EXERCISE BRIEF → Write out the entries verbatim and leave the images out of the copy.

|---|

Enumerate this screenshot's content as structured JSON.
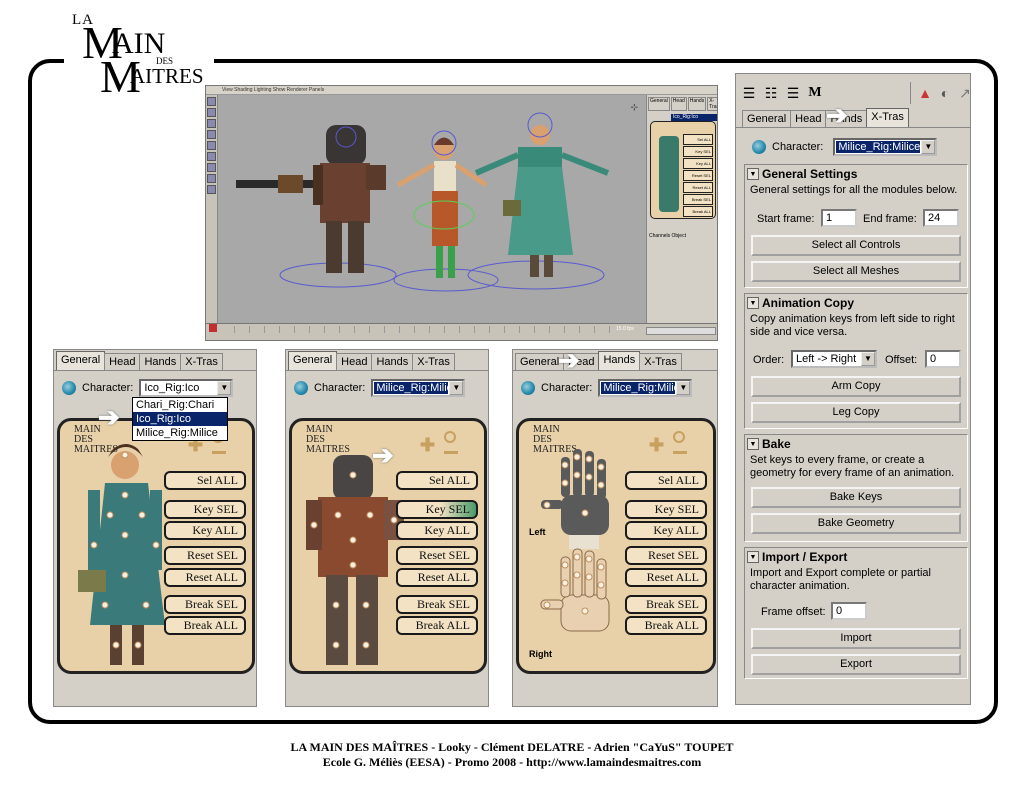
{
  "logo": {
    "la": "LA",
    "m1": "M",
    "ain": "AIN",
    "des": "DES",
    "m2": "M",
    "aitres": "AITRES"
  },
  "viewport": {
    "menu": "View   Shading   Lighting   Show   Renderer   Panels",
    "side_tabs": [
      "General",
      "Head",
      "Hands",
      "X-Tras"
    ],
    "side_combo": "Ico_Rig:Ico",
    "side_buttons": [
      "Sel ALL",
      "Key SEL",
      "Key ALL",
      "Reset SEL",
      "Reset ALL",
      "Break SEL",
      "Break ALL"
    ],
    "channels_label": "Channels   Object",
    "fps": "15.0 fps"
  },
  "panels": [
    {
      "tabs": [
        "General",
        "Head",
        "Hands",
        "X-Tras"
      ],
      "active_tab": 0,
      "character_label": "Character:",
      "character_value": "Ico_Rig:Ico",
      "dropdown_options": [
        "Chari_Rig:Chari",
        "Ico_Rig:Ico",
        "Milice_Rig:Milice"
      ],
      "dropdown_selected": 1,
      "logo_text": "MAIN DES MAITRES",
      "buttons": [
        "Sel ALL",
        "Key SEL",
        "Key ALL",
        "Reset SEL",
        "Reset ALL",
        "Break SEL",
        "Break ALL"
      ]
    },
    {
      "tabs": [
        "General",
        "Head",
        "Hands",
        "X-Tras"
      ],
      "active_tab": 0,
      "character_label": "Character:",
      "character_value": "Milice_Rig:Milice",
      "logo_text": "MAIN DES MAITRES",
      "buttons": [
        "Sel ALL",
        "Key SEL",
        "Key ALL",
        "Reset SEL",
        "Reset ALL",
        "Break SEL",
        "Break ALL"
      ],
      "highlighted": 1
    },
    {
      "tabs": [
        "General",
        "Head",
        "Hands",
        "X-Tras"
      ],
      "active_tab": 2,
      "character_label": "Character:",
      "character_value": "Milice_Rig:Milice",
      "logo_text": "MAIN DES MAITRES",
      "hand_labels": [
        "Left",
        "Right"
      ],
      "buttons": [
        "Sel ALL",
        "Key SEL",
        "Key ALL",
        "Reset SEL",
        "Reset ALL",
        "Break SEL",
        "Break ALL"
      ]
    }
  ],
  "xtras": {
    "tabs": [
      "General",
      "Head",
      "Hands",
      "X-Tras"
    ],
    "active_tab": 3,
    "character_label": "Character:",
    "character_value": "Milice_Rig:Milice",
    "general": {
      "title": "General Settings",
      "text": "General settings for all the modules below.",
      "start_label": "Start frame:",
      "start_value": "1",
      "end_label": "End frame:",
      "end_value": "24",
      "btn1": "Select all Controls",
      "btn2": "Select all Meshes"
    },
    "anim": {
      "title": "Animation Copy",
      "text": "Copy animation keys from left side to right side and vice versa.",
      "order_label": "Order:",
      "order_value": "Left -> Right",
      "offset_label": "Offset:",
      "offset_value": "0",
      "btn1": "Arm Copy",
      "btn2": "Leg Copy"
    },
    "bake": {
      "title": "Bake",
      "text": "Set keys to every frame, or create a geometry for every frame of an animation.",
      "btn1": "Bake Keys",
      "btn2": "Bake Geometry"
    },
    "io": {
      "title": "Import / Export",
      "text": "Import and Export complete or partial character animation.",
      "offset_label": "Frame offset:",
      "offset_value": "0",
      "btn1": "Import",
      "btn2": "Export"
    }
  },
  "footer": {
    "line1": "LA MAIN DES MAÎTRES - Looky - Clément DELATRE - Adrien \"CaYuS\" TOUPET",
    "line2": "Ecole G. Méliès (EESA) - Promo 2008 - http://www.lamaindesmaitres.com"
  }
}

|---|

THE REPLY →
Enumerate this screenshot's content as structured JSON.
{
  "logo": {
    "la": "LA",
    "m1": "M",
    "ain": "AIN",
    "des": "DES",
    "m2": "M",
    "aitres": "AITRES"
  },
  "viewport": {
    "menu": "View   Shading   Lighting   Show   Renderer   Panels",
    "side_tabs": [
      "General",
      "Head",
      "Hands",
      "X-Tras"
    ],
    "side_combo": "Ico_Rig:Ico",
    "side_buttons": [
      "Sel ALL",
      "Key SEL",
      "Key ALL",
      "Reset SEL",
      "Reset ALL",
      "Break SEL",
      "Break ALL"
    ],
    "channels_label": "Channels   Object",
    "fps": "15.0 fps"
  },
  "panels": [
    {
      "tabs": [
        "General",
        "Head",
        "Hands",
        "X-Tras"
      ],
      "active_tab": 0,
      "character_label": "Character:",
      "character_value": "Ico_Rig:Ico",
      "dropdown_options": [
        "Chari_Rig:Chari",
        "Ico_Rig:Ico",
        "Milice_Rig:Milice"
      ],
      "dropdown_selected": 1,
      "logo_text": "MAIN DES MAITRES",
      "buttons": [
        "Sel ALL",
        "Key SEL",
        "Key ALL",
        "Reset SEL",
        "Reset ALL",
        "Break SEL",
        "Break ALL"
      ]
    },
    {
      "tabs": [
        "General",
        "Head",
        "Hands",
        "X-Tras"
      ],
      "active_tab": 0,
      "character_label": "Character:",
      "character_value": "Milice_Rig:Milice",
      "logo_text": "MAIN DES MAITRES",
      "buttons": [
        "Sel ALL",
        "Key SEL",
        "Key ALL",
        "Reset SEL",
        "Reset ALL",
        "Break SEL",
        "Break ALL"
      ],
      "highlighted": 1
    },
    {
      "tabs": [
        "General",
        "Head",
        "Hands",
        "X-Tras"
      ],
      "active_tab": 2,
      "character_label": "Character:",
      "character_value": "Milice_Rig:Milice",
      "logo_text": "MAIN DES MAITRES",
      "hand_labels": [
        "Left",
        "Right"
      ],
      "buttons": [
        "Sel ALL",
        "Key SEL",
        "Key ALL",
        "Reset SEL",
        "Reset ALL",
        "Break SEL",
        "Break ALL"
      ]
    }
  ],
  "xtras": {
    "tabs": [
      "General",
      "Head",
      "Hands",
      "X-Tras"
    ],
    "active_tab": 3,
    "character_label": "Character:",
    "character_value": "Milice_Rig:Milice",
    "general": {
      "title": "General Settings",
      "text": "General settings for all the modules below.",
      "start_label": "Start frame:",
      "start_value": "1",
      "end_label": "End frame:",
      "end_value": "24",
      "btn1": "Select all Controls",
      "btn2": "Select all Meshes"
    },
    "anim": {
      "title": "Animation Copy",
      "text": "Copy animation keys from left side to right side and vice versa.",
      "order_label": "Order:",
      "order_value": "Left -> Right",
      "offset_label": "Offset:",
      "offset_value": "0",
      "btn1": "Arm Copy",
      "btn2": "Leg Copy"
    },
    "bake": {
      "title": "Bake",
      "text": "Set keys to every frame, or create a geometry for every frame of an animation.",
      "btn1": "Bake Keys",
      "btn2": "Bake Geometry"
    },
    "io": {
      "title": "Import / Export",
      "text": "Import and Export complete or partial character animation.",
      "offset_label": "Frame offset:",
      "offset_value": "0",
      "btn1": "Import",
      "btn2": "Export"
    }
  },
  "footer": {
    "line1": "LA MAIN DES MAÎTRES - Looky - Clément DELATRE - Adrien \"CaYuS\" TOUPET",
    "line2": "Ecole G. Méliès (EESA) - Promo 2008 - http://www.lamaindesmaitres.com"
  }
}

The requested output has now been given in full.